### BRIEF
Write out the whole listing again, exactly as given.

### DATA PROVIDED
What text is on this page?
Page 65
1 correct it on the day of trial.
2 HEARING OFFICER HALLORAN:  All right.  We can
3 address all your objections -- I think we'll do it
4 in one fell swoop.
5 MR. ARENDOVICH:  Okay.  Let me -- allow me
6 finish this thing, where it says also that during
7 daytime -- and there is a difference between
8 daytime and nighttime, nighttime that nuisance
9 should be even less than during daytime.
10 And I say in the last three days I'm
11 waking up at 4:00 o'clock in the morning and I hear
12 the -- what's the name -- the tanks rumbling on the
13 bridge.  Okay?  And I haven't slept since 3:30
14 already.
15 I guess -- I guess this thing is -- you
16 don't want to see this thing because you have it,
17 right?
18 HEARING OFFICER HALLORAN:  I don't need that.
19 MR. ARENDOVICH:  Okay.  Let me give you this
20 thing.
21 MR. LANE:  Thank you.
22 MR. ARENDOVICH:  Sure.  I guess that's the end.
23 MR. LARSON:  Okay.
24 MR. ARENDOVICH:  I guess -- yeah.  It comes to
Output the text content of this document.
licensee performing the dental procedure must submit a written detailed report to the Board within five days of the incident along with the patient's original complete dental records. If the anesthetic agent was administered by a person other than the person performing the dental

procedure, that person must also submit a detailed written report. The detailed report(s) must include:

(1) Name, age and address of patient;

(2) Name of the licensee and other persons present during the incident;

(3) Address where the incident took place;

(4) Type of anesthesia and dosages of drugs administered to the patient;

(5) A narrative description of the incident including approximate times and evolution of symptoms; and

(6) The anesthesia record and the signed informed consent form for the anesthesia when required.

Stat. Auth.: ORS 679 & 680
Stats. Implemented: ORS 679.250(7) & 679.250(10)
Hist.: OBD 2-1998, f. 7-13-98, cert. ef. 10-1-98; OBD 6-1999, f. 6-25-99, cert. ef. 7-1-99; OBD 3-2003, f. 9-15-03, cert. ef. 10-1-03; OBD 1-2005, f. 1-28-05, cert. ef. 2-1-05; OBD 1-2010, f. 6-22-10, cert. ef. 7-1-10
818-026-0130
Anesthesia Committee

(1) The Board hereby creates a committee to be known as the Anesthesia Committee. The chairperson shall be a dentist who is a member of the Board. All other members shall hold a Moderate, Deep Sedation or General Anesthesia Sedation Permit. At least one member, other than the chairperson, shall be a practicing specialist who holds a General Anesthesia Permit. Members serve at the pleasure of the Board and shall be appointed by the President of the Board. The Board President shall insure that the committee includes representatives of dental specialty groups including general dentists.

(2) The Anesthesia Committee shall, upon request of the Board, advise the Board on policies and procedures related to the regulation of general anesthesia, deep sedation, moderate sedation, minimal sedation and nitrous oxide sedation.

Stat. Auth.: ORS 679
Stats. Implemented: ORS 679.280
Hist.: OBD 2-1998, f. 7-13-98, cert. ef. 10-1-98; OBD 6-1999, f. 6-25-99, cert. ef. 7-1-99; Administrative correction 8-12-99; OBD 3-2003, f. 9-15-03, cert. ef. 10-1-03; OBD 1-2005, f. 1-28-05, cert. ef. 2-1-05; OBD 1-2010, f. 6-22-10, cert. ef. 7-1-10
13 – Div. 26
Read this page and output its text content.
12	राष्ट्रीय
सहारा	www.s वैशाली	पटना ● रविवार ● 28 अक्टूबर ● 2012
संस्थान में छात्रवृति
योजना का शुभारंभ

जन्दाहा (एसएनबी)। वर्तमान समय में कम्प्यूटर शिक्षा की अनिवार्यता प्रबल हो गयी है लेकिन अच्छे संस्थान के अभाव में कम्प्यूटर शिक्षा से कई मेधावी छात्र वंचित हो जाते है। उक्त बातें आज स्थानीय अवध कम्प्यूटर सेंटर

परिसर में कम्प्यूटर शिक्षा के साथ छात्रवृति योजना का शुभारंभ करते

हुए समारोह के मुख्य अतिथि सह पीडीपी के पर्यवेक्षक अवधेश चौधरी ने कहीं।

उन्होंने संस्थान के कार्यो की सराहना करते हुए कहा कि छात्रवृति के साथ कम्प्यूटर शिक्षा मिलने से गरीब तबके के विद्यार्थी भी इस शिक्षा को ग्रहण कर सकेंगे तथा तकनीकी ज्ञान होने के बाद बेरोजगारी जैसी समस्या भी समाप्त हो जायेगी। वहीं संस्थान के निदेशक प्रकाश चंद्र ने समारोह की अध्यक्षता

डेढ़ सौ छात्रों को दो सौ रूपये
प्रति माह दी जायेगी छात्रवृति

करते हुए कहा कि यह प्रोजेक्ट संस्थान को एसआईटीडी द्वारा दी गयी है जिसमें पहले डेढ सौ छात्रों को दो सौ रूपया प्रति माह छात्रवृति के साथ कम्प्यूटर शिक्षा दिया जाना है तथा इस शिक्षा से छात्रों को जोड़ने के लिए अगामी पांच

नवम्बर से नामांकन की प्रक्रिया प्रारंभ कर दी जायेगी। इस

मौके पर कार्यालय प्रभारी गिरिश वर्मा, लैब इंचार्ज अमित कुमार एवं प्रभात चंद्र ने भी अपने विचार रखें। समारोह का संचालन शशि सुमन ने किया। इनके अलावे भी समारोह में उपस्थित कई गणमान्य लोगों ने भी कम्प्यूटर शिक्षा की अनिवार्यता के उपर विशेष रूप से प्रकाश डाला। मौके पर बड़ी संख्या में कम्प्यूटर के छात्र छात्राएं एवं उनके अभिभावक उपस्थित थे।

### ANSWER TO THIS EXERCISE
What text is on this page?
Page 65
1 correct it on the day of trial.
2 HEARING OFFICER HALLORAN:  All right.  We can
3 address all your objections -- I think we'll do it
4 in one fell swoop.
5 MR. ARENDOVICH:  Okay.  Let me -- allow me
6 finish this thing, where it says also that during
7 daytime -- and there is a difference between
8 daytime and nighttime, nighttime that nuisance
9 should be even less than during daytime.
10 And I say in the last three days I'm
11 waking up at 4:00 o'clock in the morning and I hear
12 the -- what's the name -- the tanks rumbling on the
13 bridge.  Okay?  And I haven't slept since 3:30
14 already.
15 I guess -- I guess this thing is -- you
16 don't want to see this thing because you have it,
17 right?
18 HEARING OFFICER HALLORAN:  I don't need that.
19 MR. ARENDOVICH:  Okay.  Let me give you this
20 thing.
21 MR. LANE:  Thank you.
22 MR. ARENDOVICH:  Sure.  I guess that's the end.
23 MR. LARSON:  Okay.
24 MR. ARENDOVICH:  I guess -- yeah.  It comes to
Output the text content of this document.
licensee performing the dental procedure must submit a written detailed report to the Board within five days of the incident along with the patient's original complete dental records. If the anesthetic agent was administered by a person other than the person performing the dental

procedure, that person must also submit a detailed written report. The detailed report(s) must include:

(1) Name, age and address of patient;

(2) Name of the licensee and other persons present during the incident;

(3) Address where the incident took place;

(4) Type of anesthesia and dosages of drugs administered to the patient;

(5) A narrative description of the incident including approximate times and evolution of symptoms; and

(6) The anesthesia record and the signed informed consent form for the anesthesia when required.

Stat. Auth.: ORS 679 & 680
Stats. Implemented: ORS 679.250(7) & 679.250(10)
Hist.: OBD 2-1998, f. 7-13-98, cert. ef. 10-1-98; OBD 6-1999, f. 6-25-99, cert. ef. 7-1-99; OBD 3-2003, f. 9-15-03, cert. ef. 10-1-03; OBD 1-2005, f. 1-28-05, cert. ef. 2-1-05; OBD 1-2010, f. 6-22-10, cert. ef. 7-1-10
818-026-0130
Anesthesia Committee

(1) The Board hereby creates a committee to be known as the Anesthesia Committee. The chairperson shall be a dentist who is a member of the Board. All other members shall hold a Moderate, Deep Sedation or General Anesthesia Sedation Permit. At least one member, other than the chairperson, shall be a practicing specialist who holds a General Anesthesia Permit. Members serve at the pleasure of the Board and shall be appointed by the President of the Board. The Board President shall insure that the committee includes representatives of dental specialty groups including general dentists.

(2) The Anesthesia Committee shall, upon request of the Board, advise the Board on policies and procedures related to the regulation of general anesthesia, deep sedation, moderate sedation, minimal sedation and nitrous oxide sedation.

Stat. Auth.: ORS 679
Stats. Implemented: ORS 679.280
Hist.: OBD 2-1998, f. 7-13-98, cert. ef. 10-1-98; OBD 6-1999, f. 6-25-99, cert. ef. 7-1-99; Administrative correction 8-12-99; OBD 3-2003, f. 9-15-03, cert. ef. 10-1-03; OBD 1-2005, f. 1-28-05, cert. ef. 2-1-05; OBD 1-2010, f. 6-22-10, cert. ef. 7-1-10
13 – Div. 26
Read this page and output its text content.
12	राष्ट्रीय
सहारा	www.s वैशाली	पटना ● रविवार ● 28 अक्टूबर ● 2012
संस्थान में छात्रवृति
योजना का शुभारंभ

जन्दाहा (एसएनबी)। वर्तमान समय में कम्प्यूटर शिक्षा की अनिवार्यता प्रबल हो गयी है लेकिन अच्छे संस्थान के अभाव में कम्प्यूटर शिक्षा से कई मेधावी छात्र वंचित हो जाते है। उक्त बातें आज स्थानीय अवध कम्प्यूटर सेंटर

परिसर में कम्प्यूटर शिक्षा के साथ छात्रवृति योजना का शुभारंभ करते

हुए समारोह के मुख्य अतिथि सह पीडीपी के पर्यवेक्षक अवधेश चौधरी ने कहीं।

उन्होंने संस्थान के कार्यो की सराहना करते हुए कहा कि छात्रवृति के साथ कम्प्यूटर शिक्षा मिलने से गरीब तबके के विद्यार्थी भी इस शिक्षा को ग्रहण कर सकेंगे तथा तकनीकी ज्ञान होने के बाद बेरोजगारी जैसी समस्या भी समाप्त हो जायेगी। वहीं संस्थान के निदेशक प्रकाश चंद्र ने समारोह की अध्यक्षता

डेढ़ सौ छात्रों को दो सौ रूपये
प्रति माह दी जायेगी छात्रवृति

करते हुए कहा कि यह प्रोजेक्ट संस्थान को एसआईटीडी द्वारा दी गयी है जिसमें पहले डेढ सौ छात्रों को दो सौ रूपया प्रति माह छात्रवृति के साथ कम्प्यूटर शिक्षा दिया जाना है तथा इस शिक्षा से छात्रों को जोड़ने के लिए अगामी पांच

नवम्बर से नामांकन की प्रक्रिया प्रारंभ कर दी जायेगी। इस

मौके पर कार्यालय प्रभारी गिरिश वर्मा, लैब इंचार्ज अमित कुमार एवं प्रभात चंद्र ने भी अपने विचार रखें। समारोह का संचालन शशि सुमन ने किया। इनके अलावे भी समारोह में उपस्थित कई गणमान्य लोगों ने भी कम्प्यूटर शिक्षा की अनिवार्यता के उपर विशेष रूप से प्रकाश डाला। मौके पर बड़ी संख्या में कम्प्यूटर के छात्र छात्राएं एवं उनके अभिभावक उपस्थित थे।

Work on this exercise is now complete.